____ EXERCISE INPUTS

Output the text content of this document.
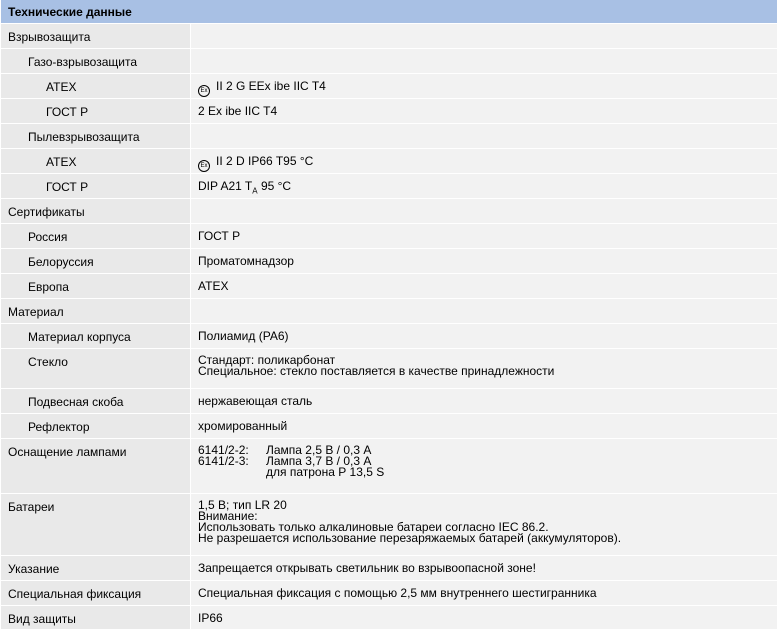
Технические данные
Взрывозащита
Газо-взрывозащита
ATEX	Ex II 2 G EEx ibe IIC T4
ГОСТ Р	2 Ex ibe IIC T4
Пылевзрывозащита
ATEX	Ex II 2 D IP66 T95 °C
ГОСТ Р	DIP A21 $T_A$ 95 °C
Сертификаты
Россия	ГОСТ Р
Белоруссия	Проматомнадзор
Европа	ATEX
Материал
Материал корпуса	Полиамид (PA6)
Стекло	Стандарт: поликарбонат
Специальное: стекло поставляется в качестве принадлежности
Подвесная скоба	нержавеющая сталь
Рефлектор	хромированный
Оснащение лампами	6141/2-2:	Лампа 2,5 В / 0,3 А
6141/2-3:	Лампа 3,7 В / 0,3 А
для патрона Р 13,5 S
Батареи	1,5 В; тип LR 20
Внимание:
Использовать только алкалиновые батареи согласно IEC 86.2.
Не разрешается использование перезаряжаемых батарей (аккумуляторов).
Указание	Запрещается открывать светильник во взрывоопасной зоне!
Специальная фиксация	Специальная фиксация с помощью 2,5 мм внутреннего шестигранника
Вид защиты	IP66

________

INSTRUCTIONS FOR THE TASK.
Scan the material above. Return every line containing the string "Лампа".

EXERCISE OUTPUT.
Оснащение лампами	6141/2-2:	Лампа 2,5 В / 0,3 А
6141/2-3:	Лампа 3,7 В / 0,3 А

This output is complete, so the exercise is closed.